MATERIAL PROVIDED:

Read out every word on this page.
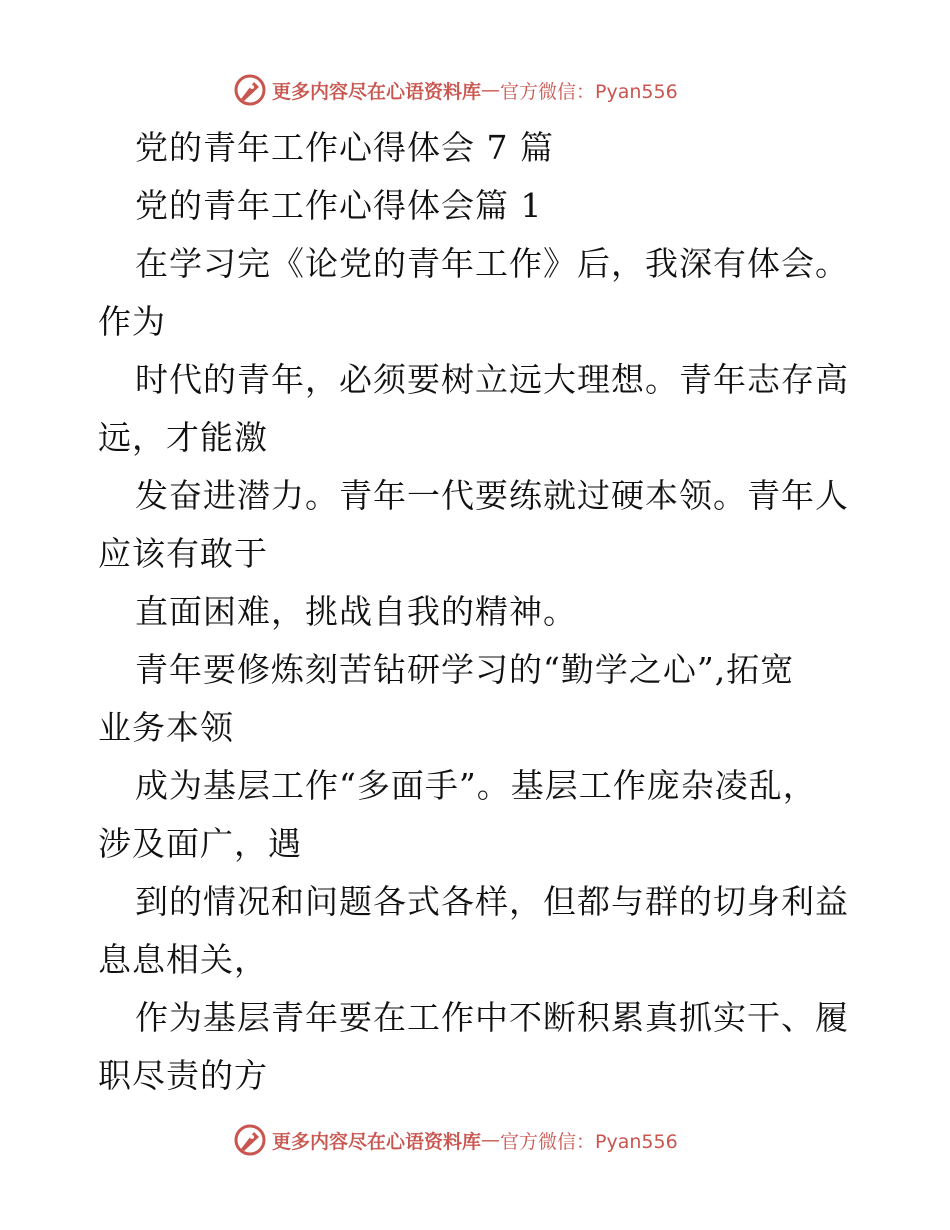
更多内容尽在心语资料库 — 官方微信：Pyan556
党的青年工作心得体会 7 篇
党的青年工作心得体会篇 1
在学习完《论党的青年工作》后，我深有体会。
作为
时代的青年，必须要树立远大理想。青年志存高
远，才能激
发奋进潜力。青年一代要练就过硬本领。青年人
应该有敢于
直面困难，挑战自我的精神。
青年要修炼刻苦钻研学习的“勤学之心”,拓宽
业务本领
成为基层工作“多面手”。基层工作庞杂凌乱，
涉及面广，遇
到的情况和问题各式各样，但都与群的切身利益
息息相关，
作为基层青年要在工作中不断积累真抓实干、履
职尽责的方
更多内容尽在心语资料库 — 官方微信：Pyan556
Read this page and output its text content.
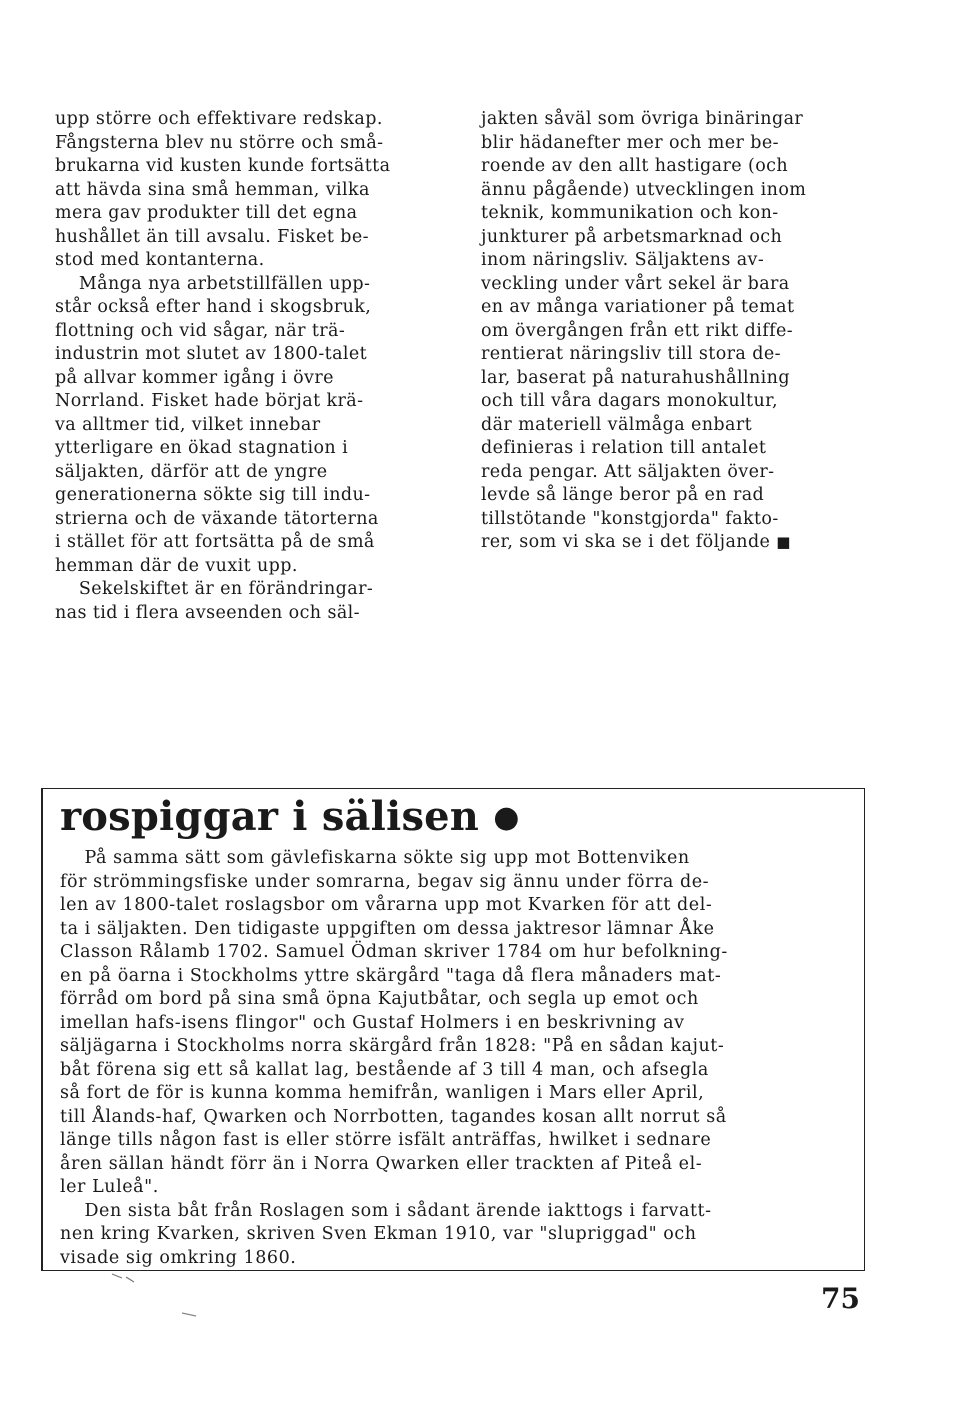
upp större och effektivare redskap.
Fångsterna blev nu större och små-
brukarna vid kusten kunde fortsätta
att hävda sina små hemman, vilka
mera gav produkter till det egna
hushållet än till avsalu. Fisket be-
stod med kontanterna.
Många nya arbetstillfällen upp-
står också efter hand i skogsbruk,
flottning och vid sågar, när trä-
industrin mot slutet av 1800-talet
på allvar kommer igång i övre
Norrland. Fisket hade börjat krä-
va alltmer tid, vilket innebar
ytterligare en ökad stagnation i
säljakten, därför att de yngre
generationerna sökte sig till indu-
strierna och de växande tätorterna
i stället för att fortsätta på de små
hemman där de vuxit upp.
Sekelskiftet är en förändringar-
nas tid i flera avseenden och säl-
jakten såväl som övriga binäringar
blir hädanefter mer och mer be-
roende av den allt hastigare (och
ännu pågående) utvecklingen inom
teknik, kommunikation och kon-
junkturer på arbetsmarknad och
inom näringsliv. Säljaktens av-
veckling under vårt sekel är bara
en av många variationer på temat
om övergången från ett rikt diffe-
rentierat näringsliv till stora de-
lar, baserat på naturahushållning
och till våra dagars monokultur,
där materiell välmåga enbart
definieras i relation till antalet
reda pengar. Att säljakten över-
levde så länge beror på en rad
tillstötande "konstgjorda" fakto-
rer, som vi ska se i det följande ■
rospiggar i sälisen ●
På samma sätt som gävlefiskarna sökte sig upp mot Bottenviken
för strömmingsfiske under somrarna, begav sig ännu under förra de-
len av 1800-talet roslagsbor om vårarna upp mot Kvarken för att del-
ta i säljakten. Den tidigaste uppgiften om dessa jaktresor lämnar Åke
Classon Rålamb 1702. Samuel Ödman skriver 1784 om hur befolkning-
en på öarna i Stockholms yttre skärgård "taga då flera månaders mat-
förråd om bord på sina små öpna Kajutbåtar, och segla up emot och
imellan hafs-isens flingor" och Gustaf Holmers i en beskrivning av
säljägarna i Stockholms norra skärgård från 1828: "På en sådan kajut-
båt förena sig ett så kallat lag, bestående af 3 till 4 man, och afsegla
så fort de för is kunna komma hemifrån, wanligen i Mars eller April,
till Ålands-haf, Qwarken och Norrbotten, tagandes kosan allt norrut så
länge tills någon fast is eller större isfält anträffas, hwilket i sednare
åren sällan händt förr än i Norra Qwarken eller trackten af Piteå el-
ler Luleå".
Den sista båt från Roslagen som i sådant ärende iakttogs i farvatt-
nen kring Kvarken, skriven Sven Ekman 1910, var "slupriggad" och
visade sig omkring 1860.
75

WORK REQUIRED: Strip the images and reproduce the remaining records precisely.

THE SOLUTION:
Read out every word on this page.
更多内容尽在心语资料库 — 官方微信：Pyan556
党的青年工作心得体会 7 篇
党的青年工作心得体会篇 1
在学习完《论党的青年工作》后，我深有体会。
作为
时代的青年，必须要树立远大理想。青年志存高
远，才能激
发奋进潜力。青年一代要练就过硬本领。青年人
应该有敢于
直面困难，挑战自我的精神。
青年要修炼刻苦钻研学习的“勤学之心”,拓宽
业务本领
成为基层工作“多面手”。基层工作庞杂凌乱，
涉及面广，遇
到的情况和问题各式各样，但都与群的切身利益
息息相关，
作为基层青年要在工作中不断积累真抓实干、履
职尽责的方
更多内容尽在心语资料库 — 官方微信：Pyan556
Read this page and output its text content.
upp större och effektivare redskap.
Fångsterna blev nu större och små-
brukarna vid kusten kunde fortsätta
att hävda sina små hemman, vilka
mera gav produkter till det egna
hushållet än till avsalu. Fisket be-
stod med kontanterna.
Många nya arbetstillfällen upp-
står också efter hand i skogsbruk,
flottning och vid sågar, när trä-
industrin mot slutet av 1800-talet
på allvar kommer igång i övre
Norrland. Fisket hade börjat krä-
va alltmer tid, vilket innebar
ytterligare en ökad stagnation i
säljakten, därför att de yngre
generationerna sökte sig till indu-
strierna och de växande tätorterna
i stället för att fortsätta på de små
hemman där de vuxit upp.
Sekelskiftet är en förändringar-
nas tid i flera avseenden och säl-
jakten såväl som övriga binäringar
blir hädanefter mer och mer be-
roende av den allt hastigare (och
ännu pågående) utvecklingen inom
teknik, kommunikation och kon-
junkturer på arbetsmarknad och
inom näringsliv. Säljaktens av-
veckling under vårt sekel är bara
en av många variationer på temat
om övergången från ett rikt diffe-
rentierat näringsliv till stora de-
lar, baserat på naturahushållning
och till våra dagars monokultur,
där materiell välmåga enbart
definieras i relation till antalet
reda pengar. Att säljakten över-
levde så länge beror på en rad
tillstötande "konstgjorda" fakto-
rer, som vi ska se i det följande ■
rospiggar i sälisen ●
På samma sätt som gävlefiskarna sökte sig upp mot Bottenviken
för strömmingsfiske under somrarna, begav sig ännu under förra de-
len av 1800-talet roslagsbor om vårarna upp mot Kvarken för att del-
ta i säljakten. Den tidigaste uppgiften om dessa jaktresor lämnar Åke
Classon Rålamb 1702. Samuel Ödman skriver 1784 om hur befolkning-
en på öarna i Stockholms yttre skärgård "taga då flera månaders mat-
förråd om bord på sina små öpna Kajutbåtar, och segla up emot och
imellan hafs-isens flingor" och Gustaf Holmers i en beskrivning av
säljägarna i Stockholms norra skärgård från 1828: "På en sådan kajut-
båt förena sig ett så kallat lag, bestående af 3 till 4 man, och afsegla
så fort de för is kunna komma hemifrån, wanligen i Mars eller April,
till Ålands-haf, Qwarken och Norrbotten, tagandes kosan allt norrut så
länge tills någon fast is eller större isfält anträffas, hwilket i sednare
åren sällan händt förr än i Norra Qwarken eller trackten af Piteå el-
ler Luleå".
Den sista båt från Roslagen som i sådant ärende iakttogs i farvatt-
nen kring Kvarken, skriven Sven Ekman 1910, var "slupriggad" och
visade sig omkring 1860.
75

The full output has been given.